■ GIVEN PROBLEM: Transcribe the entries below exactly.
▼
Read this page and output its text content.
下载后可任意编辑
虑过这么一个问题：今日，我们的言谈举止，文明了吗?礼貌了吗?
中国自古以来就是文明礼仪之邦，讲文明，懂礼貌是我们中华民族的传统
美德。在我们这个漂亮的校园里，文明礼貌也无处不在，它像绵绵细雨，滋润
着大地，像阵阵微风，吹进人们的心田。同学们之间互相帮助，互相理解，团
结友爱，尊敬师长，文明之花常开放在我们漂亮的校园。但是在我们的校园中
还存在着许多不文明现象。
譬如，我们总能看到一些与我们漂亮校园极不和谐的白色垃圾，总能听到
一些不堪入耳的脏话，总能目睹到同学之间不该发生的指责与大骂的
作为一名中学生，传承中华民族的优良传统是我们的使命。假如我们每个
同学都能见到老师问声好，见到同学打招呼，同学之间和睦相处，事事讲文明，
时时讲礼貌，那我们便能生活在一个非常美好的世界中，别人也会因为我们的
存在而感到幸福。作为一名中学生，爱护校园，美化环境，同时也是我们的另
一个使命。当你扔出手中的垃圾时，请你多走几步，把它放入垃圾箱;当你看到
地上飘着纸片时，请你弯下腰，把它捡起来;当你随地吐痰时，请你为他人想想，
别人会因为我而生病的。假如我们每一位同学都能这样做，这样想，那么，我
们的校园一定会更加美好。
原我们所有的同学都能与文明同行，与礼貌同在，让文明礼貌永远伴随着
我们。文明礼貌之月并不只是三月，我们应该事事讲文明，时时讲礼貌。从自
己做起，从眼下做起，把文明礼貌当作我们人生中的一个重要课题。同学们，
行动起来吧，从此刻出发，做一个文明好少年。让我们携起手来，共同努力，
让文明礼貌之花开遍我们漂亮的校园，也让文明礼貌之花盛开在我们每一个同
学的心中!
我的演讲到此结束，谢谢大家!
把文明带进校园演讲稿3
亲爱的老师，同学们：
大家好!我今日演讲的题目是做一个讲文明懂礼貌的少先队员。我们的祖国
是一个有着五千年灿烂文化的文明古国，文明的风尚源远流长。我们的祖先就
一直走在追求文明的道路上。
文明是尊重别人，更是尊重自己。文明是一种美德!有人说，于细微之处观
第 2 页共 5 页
▲
■ CORRECT RESPONSE:
Read this page and output its text content.
下载后可任意编辑
虑过这么一个问题：今日，我们的言谈举止，文明了吗?礼貌了吗?
中国自古以来就是文明礼仪之邦，讲文明，懂礼貌是我们中华民族的传统
美德。在我们这个漂亮的校园里，文明礼貌也无处不在，它像绵绵细雨，滋润
着大地，像阵阵微风，吹进人们的心田。同学们之间互相帮助，互相理解，团
结友爱，尊敬师长，文明之花常开放在我们漂亮的校园。但是在我们的校园中
还存在着许多不文明现象。
譬如，我们总能看到一些与我们漂亮校园极不和谐的白色垃圾，总能听到
一些不堪入耳的脏话，总能目睹到同学之间不该发生的指责与大骂的
作为一名中学生，传承中华民族的优良传统是我们的使命。假如我们每个
同学都能见到老师问声好，见到同学打招呼，同学之间和睦相处，事事讲文明，
时时讲礼貌，那我们便能生活在一个非常美好的世界中，别人也会因为我们的
存在而感到幸福。作为一名中学生，爱护校园，美化环境，同时也是我们的另
一个使命。当你扔出手中的垃圾时，请你多走几步，把它放入垃圾箱;当你看到
地上飘着纸片时，请你弯下腰，把它捡起来;当你随地吐痰时，请你为他人想想，
别人会因为我而生病的。假如我们每一位同学都能这样做，这样想，那么，我
们的校园一定会更加美好。
原我们所有的同学都能与文明同行，与礼貌同在，让文明礼貌永远伴随着
我们。文明礼貌之月并不只是三月，我们应该事事讲文明，时时讲礼貌。从自
己做起，从眼下做起，把文明礼貌当作我们人生中的一个重要课题。同学们，
行动起来吧，从此刻出发，做一个文明好少年。让我们携起手来，共同努力，
让文明礼貌之花开遍我们漂亮的校园，也让文明礼貌之花盛开在我们每一个同
学的心中!
我的演讲到此结束，谢谢大家!
把文明带进校园演讲稿3
亲爱的老师，同学们：
大家好!我今日演讲的题目是做一个讲文明懂礼貌的少先队员。我们的祖国
是一个有着五千年灿烂文化的文明古国，文明的风尚源远流长。我们的祖先就
一直走在追求文明的道路上。
文明是尊重别人，更是尊重自己。文明是一种美德!有人说，于细微之处观
第 2 页共 5 页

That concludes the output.